-- START Data supplied --

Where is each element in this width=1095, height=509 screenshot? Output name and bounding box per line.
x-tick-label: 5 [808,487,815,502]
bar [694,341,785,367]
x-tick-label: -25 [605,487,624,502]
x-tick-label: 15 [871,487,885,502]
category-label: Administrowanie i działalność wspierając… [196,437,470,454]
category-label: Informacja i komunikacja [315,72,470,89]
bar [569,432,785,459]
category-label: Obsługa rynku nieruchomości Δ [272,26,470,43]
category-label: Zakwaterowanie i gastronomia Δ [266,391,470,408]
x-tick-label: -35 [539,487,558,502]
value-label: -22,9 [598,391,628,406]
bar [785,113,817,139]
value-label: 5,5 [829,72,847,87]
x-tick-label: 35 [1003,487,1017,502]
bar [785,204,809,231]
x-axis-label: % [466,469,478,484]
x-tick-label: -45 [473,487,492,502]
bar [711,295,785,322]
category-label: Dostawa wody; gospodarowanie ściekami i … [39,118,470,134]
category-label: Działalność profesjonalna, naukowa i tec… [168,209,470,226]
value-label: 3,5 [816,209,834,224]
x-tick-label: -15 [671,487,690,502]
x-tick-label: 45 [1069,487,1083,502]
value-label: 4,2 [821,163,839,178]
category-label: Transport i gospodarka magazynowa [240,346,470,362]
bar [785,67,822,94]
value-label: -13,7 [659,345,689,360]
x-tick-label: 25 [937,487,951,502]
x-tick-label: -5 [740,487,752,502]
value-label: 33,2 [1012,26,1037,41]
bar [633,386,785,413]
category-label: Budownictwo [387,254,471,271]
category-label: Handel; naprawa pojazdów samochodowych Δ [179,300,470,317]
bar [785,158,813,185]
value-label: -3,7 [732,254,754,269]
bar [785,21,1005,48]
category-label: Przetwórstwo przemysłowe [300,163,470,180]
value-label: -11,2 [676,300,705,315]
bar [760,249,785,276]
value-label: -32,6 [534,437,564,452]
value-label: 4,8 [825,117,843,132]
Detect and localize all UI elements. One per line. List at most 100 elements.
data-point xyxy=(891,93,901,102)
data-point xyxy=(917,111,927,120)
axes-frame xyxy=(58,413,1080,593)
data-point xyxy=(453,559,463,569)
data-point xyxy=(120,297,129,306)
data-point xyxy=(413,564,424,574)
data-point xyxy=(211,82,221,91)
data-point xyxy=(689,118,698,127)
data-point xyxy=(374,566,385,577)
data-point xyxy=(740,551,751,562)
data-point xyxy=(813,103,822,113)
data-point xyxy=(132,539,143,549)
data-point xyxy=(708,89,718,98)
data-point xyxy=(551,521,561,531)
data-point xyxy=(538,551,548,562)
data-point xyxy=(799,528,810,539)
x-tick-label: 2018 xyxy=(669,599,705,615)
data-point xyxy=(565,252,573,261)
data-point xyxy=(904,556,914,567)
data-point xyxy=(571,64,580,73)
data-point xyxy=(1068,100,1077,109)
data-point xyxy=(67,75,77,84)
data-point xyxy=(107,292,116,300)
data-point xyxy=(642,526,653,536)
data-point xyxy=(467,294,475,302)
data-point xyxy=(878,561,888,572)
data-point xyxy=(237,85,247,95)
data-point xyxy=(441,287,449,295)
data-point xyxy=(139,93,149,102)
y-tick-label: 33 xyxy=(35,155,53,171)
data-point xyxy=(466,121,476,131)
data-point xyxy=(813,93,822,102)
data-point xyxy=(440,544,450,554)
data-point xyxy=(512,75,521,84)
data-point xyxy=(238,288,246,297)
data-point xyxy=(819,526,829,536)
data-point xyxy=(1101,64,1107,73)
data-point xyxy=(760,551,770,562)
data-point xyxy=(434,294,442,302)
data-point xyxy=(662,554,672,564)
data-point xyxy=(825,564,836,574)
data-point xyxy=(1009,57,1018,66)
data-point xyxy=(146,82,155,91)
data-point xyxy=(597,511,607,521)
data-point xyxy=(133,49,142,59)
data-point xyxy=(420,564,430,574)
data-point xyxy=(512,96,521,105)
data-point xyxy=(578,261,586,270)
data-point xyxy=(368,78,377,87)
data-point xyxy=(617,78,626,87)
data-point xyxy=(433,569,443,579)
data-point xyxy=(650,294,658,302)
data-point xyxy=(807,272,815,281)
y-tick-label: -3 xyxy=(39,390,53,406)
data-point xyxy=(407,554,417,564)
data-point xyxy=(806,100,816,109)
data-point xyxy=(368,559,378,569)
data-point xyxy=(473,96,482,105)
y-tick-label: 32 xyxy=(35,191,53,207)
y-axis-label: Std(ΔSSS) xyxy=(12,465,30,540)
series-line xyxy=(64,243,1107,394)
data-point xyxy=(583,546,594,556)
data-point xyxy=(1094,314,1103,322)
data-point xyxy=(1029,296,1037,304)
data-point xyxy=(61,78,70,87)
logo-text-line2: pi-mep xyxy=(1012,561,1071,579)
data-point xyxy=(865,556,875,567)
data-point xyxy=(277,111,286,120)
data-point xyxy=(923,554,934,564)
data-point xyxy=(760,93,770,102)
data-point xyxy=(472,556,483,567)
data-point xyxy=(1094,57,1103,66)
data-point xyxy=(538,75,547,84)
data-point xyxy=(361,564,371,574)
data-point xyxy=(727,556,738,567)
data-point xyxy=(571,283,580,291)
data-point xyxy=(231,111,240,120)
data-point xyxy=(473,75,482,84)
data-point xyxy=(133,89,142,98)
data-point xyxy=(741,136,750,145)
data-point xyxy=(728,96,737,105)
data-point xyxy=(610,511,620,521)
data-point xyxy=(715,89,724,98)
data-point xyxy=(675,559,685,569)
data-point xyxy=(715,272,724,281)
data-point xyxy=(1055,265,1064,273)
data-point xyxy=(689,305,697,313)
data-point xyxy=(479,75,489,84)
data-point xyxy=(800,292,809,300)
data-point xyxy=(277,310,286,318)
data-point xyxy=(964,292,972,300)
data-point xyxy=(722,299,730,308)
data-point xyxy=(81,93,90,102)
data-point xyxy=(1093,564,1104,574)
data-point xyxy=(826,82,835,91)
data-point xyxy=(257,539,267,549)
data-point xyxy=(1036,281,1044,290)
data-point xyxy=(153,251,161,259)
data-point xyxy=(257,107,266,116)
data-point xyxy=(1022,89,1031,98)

-- END Data supplied --

- _Task directions_
Rewrite all of the material above with every "x-tick-label" changed to "x-axis-tick", leaving everything else untouched.

- _Reply_
Where is each element in this width=1095, height=509 screenshot? Output name and bounding box per line.
x-axis-tick: 5 [808,487,815,502]
bar [694,341,785,367]
x-axis-tick: -25 [605,487,624,502]
x-axis-tick: 15 [871,487,885,502]
category-label: Administrowanie i działalność wspierając… [196,437,470,454]
category-label: Informacja i komunikacja [315,72,470,89]
bar [569,432,785,459]
category-label: Obsługa rynku nieruchomości Δ [272,26,470,43]
category-label: Zakwaterowanie i gastronomia Δ [266,391,470,408]
x-axis-tick: -35 [539,487,558,502]
value-label: -22,9 [598,391,628,406]
bar [785,113,817,139]
value-label: 5,5 [829,72,847,87]
x-axis-tick: 35 [1003,487,1017,502]
bar [785,204,809,231]
x-axis-label: % [466,469,478,484]
x-axis-tick: -45 [473,487,492,502]
bar [711,295,785,322]
category-label: Dostawa wody; gospodarowanie ściekami i … [39,118,470,134]
category-label: Działalność profesjonalna, naukowa i tec… [168,209,470,226]
value-label: 3,5 [816,209,834,224]
x-axis-tick: -15 [671,487,690,502]
x-axis-tick: 45 [1069,487,1083,502]
value-label: 4,2 [821,163,839,178]
category-label: Transport i gospodarka magazynowa [240,346,470,362]
bar [785,67,822,94]
value-label: -13,7 [659,345,689,360]
x-axis-tick: 25 [937,487,951,502]
x-axis-tick: -5 [740,487,752,502]
value-label: 33,2 [1012,26,1037,41]
bar [633,386,785,413]
category-label: Budownictwo [387,254,471,271]
category-label: Handel; naprawa pojazdów samochodowych Δ [179,300,470,317]
bar [785,158,813,185]
value-label: -3,7 [732,254,754,269]
bar [785,21,1005,48]
category-label: Przetwórstwo przemysłowe [300,163,470,180]
value-label: -11,2 [676,300,705,315]
bar [760,249,785,276]
value-label: -32,6 [534,437,564,452]
value-label: 4,8 [825,117,843,132]
Detect and localize all UI elements. One per line. List at most 100 elements.
data-point xyxy=(891,93,901,102)
data-point xyxy=(917,111,927,120)
axes-frame xyxy=(58,413,1080,593)
data-point xyxy=(453,559,463,569)
data-point xyxy=(120,297,129,306)
data-point xyxy=(413,564,424,574)
data-point xyxy=(211,82,221,91)
data-point xyxy=(689,118,698,127)
data-point xyxy=(374,566,385,577)
data-point xyxy=(740,551,751,562)
data-point xyxy=(813,103,822,113)
data-point xyxy=(132,539,143,549)
data-point xyxy=(708,89,718,98)
data-point xyxy=(551,521,561,531)
data-point xyxy=(538,551,548,562)
data-point xyxy=(799,528,810,539)
x-axis-tick: 2018 xyxy=(669,599,705,615)
data-point xyxy=(565,252,573,261)
data-point xyxy=(904,556,914,567)
data-point xyxy=(571,64,580,73)
data-point xyxy=(1068,100,1077,109)
data-point xyxy=(67,75,77,84)
data-point xyxy=(107,292,116,300)
data-point xyxy=(642,526,653,536)
data-point xyxy=(467,294,475,302)
data-point xyxy=(878,561,888,572)
data-point xyxy=(237,85,247,95)
data-point xyxy=(441,287,449,295)
data-point xyxy=(139,93,149,102)
y-tick-label: 33 xyxy=(35,155,53,171)
data-point xyxy=(466,121,476,131)
data-point xyxy=(813,93,822,102)
data-point xyxy=(440,544,450,554)
data-point xyxy=(512,75,521,84)
data-point xyxy=(238,288,246,297)
data-point xyxy=(819,526,829,536)
data-point xyxy=(1101,64,1107,73)
data-point xyxy=(760,551,770,562)
data-point xyxy=(434,294,442,302)
data-point xyxy=(662,554,672,564)
data-point xyxy=(825,564,836,574)
data-point xyxy=(1009,57,1018,66)
data-point xyxy=(146,82,155,91)
data-point xyxy=(597,511,607,521)
data-point xyxy=(133,49,142,59)
data-point xyxy=(420,564,430,574)
data-point xyxy=(512,96,521,105)
data-point xyxy=(578,261,586,270)
data-point xyxy=(368,78,377,87)
data-point xyxy=(617,78,626,87)
data-point xyxy=(433,569,443,579)
data-point xyxy=(650,294,658,302)
data-point xyxy=(807,272,815,281)
y-tick-label: -3 xyxy=(39,390,53,406)
data-point xyxy=(407,554,417,564)
data-point xyxy=(806,100,816,109)
data-point xyxy=(368,559,378,569)
data-point xyxy=(473,96,482,105)
y-tick-label: 32 xyxy=(35,191,53,207)
y-axis-label: Std(ΔSSS) xyxy=(12,465,30,540)
series-line xyxy=(64,243,1107,394)
data-point xyxy=(583,546,594,556)
data-point xyxy=(1094,314,1103,322)
data-point xyxy=(1029,296,1037,304)
data-point xyxy=(61,78,70,87)
logo-text-line2: pi-mep xyxy=(1012,561,1071,579)
data-point xyxy=(865,556,875,567)
data-point xyxy=(277,111,286,120)
data-point xyxy=(923,554,934,564)
data-point xyxy=(760,93,770,102)
data-point xyxy=(472,556,483,567)
data-point xyxy=(1094,57,1103,66)
data-point xyxy=(538,75,547,84)
data-point xyxy=(361,564,371,574)
data-point xyxy=(727,556,738,567)
data-point xyxy=(571,283,580,291)
data-point xyxy=(231,111,240,120)
data-point xyxy=(473,75,482,84)
data-point xyxy=(133,89,142,98)
data-point xyxy=(741,136,750,145)
data-point xyxy=(728,96,737,105)
data-point xyxy=(610,511,620,521)
data-point xyxy=(715,89,724,98)
data-point xyxy=(675,559,685,569)
data-point xyxy=(715,272,724,281)
data-point xyxy=(1055,265,1064,273)
data-point xyxy=(689,305,697,313)
data-point xyxy=(479,75,489,84)
data-point xyxy=(800,292,809,300)
data-point xyxy=(277,310,286,318)
data-point xyxy=(964,292,972,300)
data-point xyxy=(722,299,730,308)
data-point xyxy=(81,93,90,102)
data-point xyxy=(1093,564,1104,574)
data-point xyxy=(826,82,835,91)
data-point xyxy=(257,539,267,549)
data-point xyxy=(1036,281,1044,290)
data-point xyxy=(153,251,161,259)
data-point xyxy=(257,107,266,116)
data-point xyxy=(1022,89,1031,98)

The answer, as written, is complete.